Most companies are gearing up to report second-quarter results, but Magnum Hunter Resources (NASDAQOTH: MHRC ) is running a little behind this year after it was forced to let its auditor go. The good news is that less than a month after filing its annual report, the oil and gas company is presenting investors with its first-quarter numbers. Let's take a quick look.
Revenue came in at $98.0 million, which is up 76% over the first quarter of last year. Meanwhile, adjusted EBITDAX for the quarter is up 63% year over year to a total of $55.4 million. Unfortunately, the company still turned in a net loss of $0.06 per share, which is slightly worse than last year's $0.02 per share loss. However, as you'll see, none of these numbers are really worth getting worked up over.
The huge year-over-year jump in revenue was mainly driven by the company's acquisitions as well as its focus on drilling liquids-rich acreage. Magnum Hunter's focus on drilling in the Bakken as well as in the wet gas portion of the Marcellus has been a big factor in its ability to increase revenue. However, growth did come at a higher cost. Part of the reason why the company had issues with its previous auditors was due to its understaffed accounting department. The company has had to add a number of accounting personnel as well as processional services, which added to its costs and cut into profits.

#### [What to do]
1. Reproduce the Magnum Hunter article word for word from "Most companies are" to "a quick look.".
2. Based on the Magnum Hunter article, answer yes or no to each statement and quote the words that decide it: (a) Revenue for the quarter was up 76% over the first quarter of last year. (b) The net loss per share was smaller than last year's. (c) Drilling in the Bakken and the wet gas portion of the Marcellus helped the company increase revenue.
These rows come from a separate source.

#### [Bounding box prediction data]
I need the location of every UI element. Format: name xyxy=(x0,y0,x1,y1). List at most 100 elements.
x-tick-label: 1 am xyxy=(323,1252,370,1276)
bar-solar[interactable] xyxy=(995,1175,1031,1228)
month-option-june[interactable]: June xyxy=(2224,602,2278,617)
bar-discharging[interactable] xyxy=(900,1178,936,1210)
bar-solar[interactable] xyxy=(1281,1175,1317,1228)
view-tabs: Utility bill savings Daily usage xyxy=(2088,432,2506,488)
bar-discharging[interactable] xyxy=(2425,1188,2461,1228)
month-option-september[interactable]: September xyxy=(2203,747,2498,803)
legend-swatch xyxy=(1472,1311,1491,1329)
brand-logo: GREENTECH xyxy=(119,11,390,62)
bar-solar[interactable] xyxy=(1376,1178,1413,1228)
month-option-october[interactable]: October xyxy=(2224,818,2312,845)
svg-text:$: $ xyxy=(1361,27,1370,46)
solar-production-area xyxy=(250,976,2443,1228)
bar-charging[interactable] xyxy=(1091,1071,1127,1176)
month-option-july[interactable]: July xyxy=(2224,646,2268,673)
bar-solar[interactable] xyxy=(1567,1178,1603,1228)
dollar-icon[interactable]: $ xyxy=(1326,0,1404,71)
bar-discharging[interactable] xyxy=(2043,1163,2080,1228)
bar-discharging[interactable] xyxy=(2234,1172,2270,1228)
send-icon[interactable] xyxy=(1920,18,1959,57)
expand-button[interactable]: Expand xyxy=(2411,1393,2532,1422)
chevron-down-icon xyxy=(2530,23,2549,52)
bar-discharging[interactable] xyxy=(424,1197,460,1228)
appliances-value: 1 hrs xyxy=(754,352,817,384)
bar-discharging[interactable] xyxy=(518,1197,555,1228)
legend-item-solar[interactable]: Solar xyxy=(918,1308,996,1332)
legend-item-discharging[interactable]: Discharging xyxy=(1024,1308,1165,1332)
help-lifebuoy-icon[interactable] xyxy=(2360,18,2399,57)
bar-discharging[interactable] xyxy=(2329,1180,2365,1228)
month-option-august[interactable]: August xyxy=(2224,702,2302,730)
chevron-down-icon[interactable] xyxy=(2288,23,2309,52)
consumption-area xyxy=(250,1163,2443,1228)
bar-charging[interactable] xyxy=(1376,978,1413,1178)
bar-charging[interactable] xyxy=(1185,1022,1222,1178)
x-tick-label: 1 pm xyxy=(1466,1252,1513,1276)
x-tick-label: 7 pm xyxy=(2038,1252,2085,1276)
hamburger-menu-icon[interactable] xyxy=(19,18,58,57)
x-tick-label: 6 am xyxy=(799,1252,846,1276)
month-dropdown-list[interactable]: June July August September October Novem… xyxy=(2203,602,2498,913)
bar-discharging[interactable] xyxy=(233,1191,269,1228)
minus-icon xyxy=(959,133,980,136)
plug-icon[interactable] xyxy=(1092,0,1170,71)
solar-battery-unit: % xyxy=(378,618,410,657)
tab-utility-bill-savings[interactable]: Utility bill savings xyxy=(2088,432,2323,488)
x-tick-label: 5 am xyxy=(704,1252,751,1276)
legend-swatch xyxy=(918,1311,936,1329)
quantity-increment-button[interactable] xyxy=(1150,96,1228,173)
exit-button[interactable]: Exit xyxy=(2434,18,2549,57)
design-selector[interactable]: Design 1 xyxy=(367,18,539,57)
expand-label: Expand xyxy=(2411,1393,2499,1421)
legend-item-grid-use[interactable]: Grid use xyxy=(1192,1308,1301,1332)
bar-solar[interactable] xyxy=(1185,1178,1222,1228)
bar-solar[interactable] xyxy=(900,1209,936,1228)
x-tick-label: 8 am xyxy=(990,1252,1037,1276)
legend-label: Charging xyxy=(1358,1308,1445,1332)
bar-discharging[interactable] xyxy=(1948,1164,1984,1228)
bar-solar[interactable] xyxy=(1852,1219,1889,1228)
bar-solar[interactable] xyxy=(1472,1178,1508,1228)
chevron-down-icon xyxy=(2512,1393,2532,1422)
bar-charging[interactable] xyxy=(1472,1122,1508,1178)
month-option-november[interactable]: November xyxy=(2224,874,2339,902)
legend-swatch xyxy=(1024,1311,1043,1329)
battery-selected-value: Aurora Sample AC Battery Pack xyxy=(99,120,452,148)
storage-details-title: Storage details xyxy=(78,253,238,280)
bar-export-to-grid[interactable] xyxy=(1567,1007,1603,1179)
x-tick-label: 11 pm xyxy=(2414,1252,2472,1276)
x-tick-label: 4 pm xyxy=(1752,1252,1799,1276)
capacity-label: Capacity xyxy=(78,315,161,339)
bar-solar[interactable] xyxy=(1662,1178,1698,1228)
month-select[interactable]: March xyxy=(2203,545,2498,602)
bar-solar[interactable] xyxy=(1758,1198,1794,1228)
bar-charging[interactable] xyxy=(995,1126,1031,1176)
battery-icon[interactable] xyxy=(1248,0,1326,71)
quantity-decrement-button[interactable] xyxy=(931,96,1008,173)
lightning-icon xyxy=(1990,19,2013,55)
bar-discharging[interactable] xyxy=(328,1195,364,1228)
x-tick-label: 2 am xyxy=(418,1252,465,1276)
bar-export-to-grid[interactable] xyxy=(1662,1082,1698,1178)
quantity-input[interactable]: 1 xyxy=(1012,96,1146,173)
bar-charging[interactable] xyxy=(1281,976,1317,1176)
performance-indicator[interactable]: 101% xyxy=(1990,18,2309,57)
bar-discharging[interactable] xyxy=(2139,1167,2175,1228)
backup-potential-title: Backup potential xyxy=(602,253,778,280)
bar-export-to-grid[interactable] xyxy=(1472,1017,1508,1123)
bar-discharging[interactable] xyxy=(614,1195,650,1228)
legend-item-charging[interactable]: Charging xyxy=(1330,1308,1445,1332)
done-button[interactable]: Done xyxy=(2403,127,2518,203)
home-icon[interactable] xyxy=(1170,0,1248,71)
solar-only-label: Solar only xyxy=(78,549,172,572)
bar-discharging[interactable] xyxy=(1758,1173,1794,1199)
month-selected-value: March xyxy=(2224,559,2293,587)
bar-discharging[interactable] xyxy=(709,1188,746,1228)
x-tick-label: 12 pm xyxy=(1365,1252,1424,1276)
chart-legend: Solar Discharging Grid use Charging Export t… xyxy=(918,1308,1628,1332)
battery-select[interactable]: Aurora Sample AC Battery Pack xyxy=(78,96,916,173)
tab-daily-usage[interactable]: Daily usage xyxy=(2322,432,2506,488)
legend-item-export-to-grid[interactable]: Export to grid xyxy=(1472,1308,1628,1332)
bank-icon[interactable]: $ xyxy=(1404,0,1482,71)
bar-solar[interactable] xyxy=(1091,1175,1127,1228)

#### [Task-by-task outputs]
1.
Most companies are gearing up to report second-quarter results, but Magnum Hunter Resources (NASDAQOTH: MHRC ) is running a little behind this year after it was forced to let its auditor go. The good news is that less than a month after filing its annual report, the oil and gas company is presenting investors with its first-quarter numbers. Let's take a quick look.

2.
(a) Yes: "Revenue came in at $98.0 million, which is up 76% over the first quarter of last year."
(b) No: "the company still turned in a net loss of $0.06 per share, which is slightly worse than last year's $0.02 per share loss."
(c) Yes: "Magnum Hunter's focus on drilling in the Bakken as well as in the wet gas portion of the Marcellus has been a big factor in its ability to increase revenue."